Problem to work on: Select all lines holding the word "띄워줍니다" from the entries that follow.

+++

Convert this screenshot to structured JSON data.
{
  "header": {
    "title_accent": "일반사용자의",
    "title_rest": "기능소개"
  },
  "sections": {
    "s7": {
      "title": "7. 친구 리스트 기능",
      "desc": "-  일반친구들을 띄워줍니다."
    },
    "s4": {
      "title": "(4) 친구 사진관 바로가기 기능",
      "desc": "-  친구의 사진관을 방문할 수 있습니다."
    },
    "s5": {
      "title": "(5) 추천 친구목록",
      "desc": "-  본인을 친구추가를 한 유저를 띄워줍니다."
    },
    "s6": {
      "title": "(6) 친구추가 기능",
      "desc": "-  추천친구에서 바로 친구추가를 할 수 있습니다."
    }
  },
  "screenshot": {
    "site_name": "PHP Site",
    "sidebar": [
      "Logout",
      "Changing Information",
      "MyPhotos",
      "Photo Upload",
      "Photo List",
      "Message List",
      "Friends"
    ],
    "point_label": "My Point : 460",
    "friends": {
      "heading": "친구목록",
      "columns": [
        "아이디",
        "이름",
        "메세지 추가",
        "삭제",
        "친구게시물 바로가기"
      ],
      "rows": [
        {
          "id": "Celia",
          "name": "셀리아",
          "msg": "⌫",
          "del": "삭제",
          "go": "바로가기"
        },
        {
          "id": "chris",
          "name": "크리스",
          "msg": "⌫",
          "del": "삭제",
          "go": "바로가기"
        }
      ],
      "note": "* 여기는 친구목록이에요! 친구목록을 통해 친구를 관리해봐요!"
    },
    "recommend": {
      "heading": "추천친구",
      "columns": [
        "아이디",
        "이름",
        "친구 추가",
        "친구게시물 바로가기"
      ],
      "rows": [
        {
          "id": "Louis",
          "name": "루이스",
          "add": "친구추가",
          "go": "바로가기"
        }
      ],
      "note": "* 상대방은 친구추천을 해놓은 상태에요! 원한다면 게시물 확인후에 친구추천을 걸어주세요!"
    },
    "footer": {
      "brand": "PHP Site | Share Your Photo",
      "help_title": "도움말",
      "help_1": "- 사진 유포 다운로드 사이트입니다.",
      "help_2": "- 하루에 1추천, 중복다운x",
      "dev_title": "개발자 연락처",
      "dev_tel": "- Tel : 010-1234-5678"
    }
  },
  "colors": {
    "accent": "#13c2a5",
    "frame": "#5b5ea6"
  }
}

+++

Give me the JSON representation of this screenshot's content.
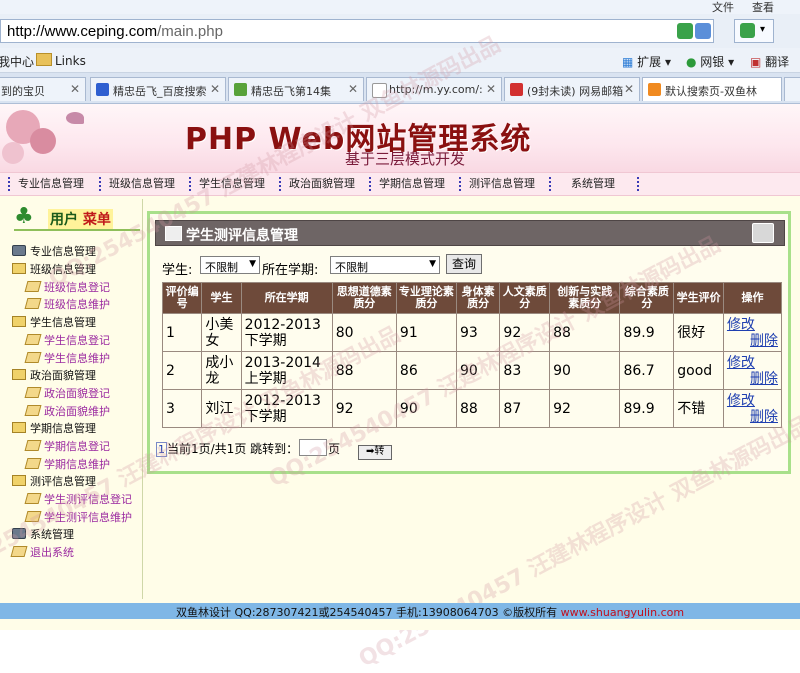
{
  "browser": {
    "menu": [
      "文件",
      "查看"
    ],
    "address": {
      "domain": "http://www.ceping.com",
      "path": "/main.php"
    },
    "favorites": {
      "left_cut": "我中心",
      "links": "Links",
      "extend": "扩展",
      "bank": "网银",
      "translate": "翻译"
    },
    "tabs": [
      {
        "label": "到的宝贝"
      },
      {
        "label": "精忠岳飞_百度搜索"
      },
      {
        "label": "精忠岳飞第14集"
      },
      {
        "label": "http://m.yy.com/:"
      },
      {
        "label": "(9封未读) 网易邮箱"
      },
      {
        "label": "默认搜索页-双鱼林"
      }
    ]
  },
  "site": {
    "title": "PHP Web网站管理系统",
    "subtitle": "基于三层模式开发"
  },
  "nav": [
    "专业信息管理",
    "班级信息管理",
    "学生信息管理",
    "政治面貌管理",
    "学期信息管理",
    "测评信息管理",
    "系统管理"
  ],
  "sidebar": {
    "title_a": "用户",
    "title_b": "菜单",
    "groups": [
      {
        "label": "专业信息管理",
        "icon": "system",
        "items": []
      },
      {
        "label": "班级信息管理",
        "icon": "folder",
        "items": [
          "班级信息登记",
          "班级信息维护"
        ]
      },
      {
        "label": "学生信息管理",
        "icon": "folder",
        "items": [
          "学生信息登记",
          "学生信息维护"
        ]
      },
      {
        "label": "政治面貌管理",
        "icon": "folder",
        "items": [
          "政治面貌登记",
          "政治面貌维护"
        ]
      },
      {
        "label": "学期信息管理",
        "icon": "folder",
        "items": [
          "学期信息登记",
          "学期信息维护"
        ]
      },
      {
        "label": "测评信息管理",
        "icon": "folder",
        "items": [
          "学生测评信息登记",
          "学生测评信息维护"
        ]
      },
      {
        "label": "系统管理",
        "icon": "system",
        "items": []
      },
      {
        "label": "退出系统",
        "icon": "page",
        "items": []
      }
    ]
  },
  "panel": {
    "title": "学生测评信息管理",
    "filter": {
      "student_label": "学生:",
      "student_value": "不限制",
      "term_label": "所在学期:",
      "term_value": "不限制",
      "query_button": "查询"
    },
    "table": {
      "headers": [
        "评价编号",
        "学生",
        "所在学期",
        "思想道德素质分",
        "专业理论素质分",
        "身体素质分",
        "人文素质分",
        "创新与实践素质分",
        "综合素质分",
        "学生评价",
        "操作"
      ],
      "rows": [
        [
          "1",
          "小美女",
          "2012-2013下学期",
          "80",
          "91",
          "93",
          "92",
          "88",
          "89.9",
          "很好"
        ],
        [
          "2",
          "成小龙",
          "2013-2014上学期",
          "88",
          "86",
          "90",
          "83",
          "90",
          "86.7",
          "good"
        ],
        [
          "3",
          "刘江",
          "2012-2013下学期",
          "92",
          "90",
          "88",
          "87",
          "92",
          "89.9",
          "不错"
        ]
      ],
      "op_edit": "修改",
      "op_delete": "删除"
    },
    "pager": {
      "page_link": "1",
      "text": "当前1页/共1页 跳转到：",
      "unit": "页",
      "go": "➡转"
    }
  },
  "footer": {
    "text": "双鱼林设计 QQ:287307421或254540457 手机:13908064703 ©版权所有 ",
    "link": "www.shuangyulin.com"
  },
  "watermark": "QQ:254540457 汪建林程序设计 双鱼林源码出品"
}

+++

Answer to this exercise:
      "desc": "-  일반친구들을 띄워줍니다."
      "desc": "-  본인을 친구추가를 한 유저를 띄워줍니다."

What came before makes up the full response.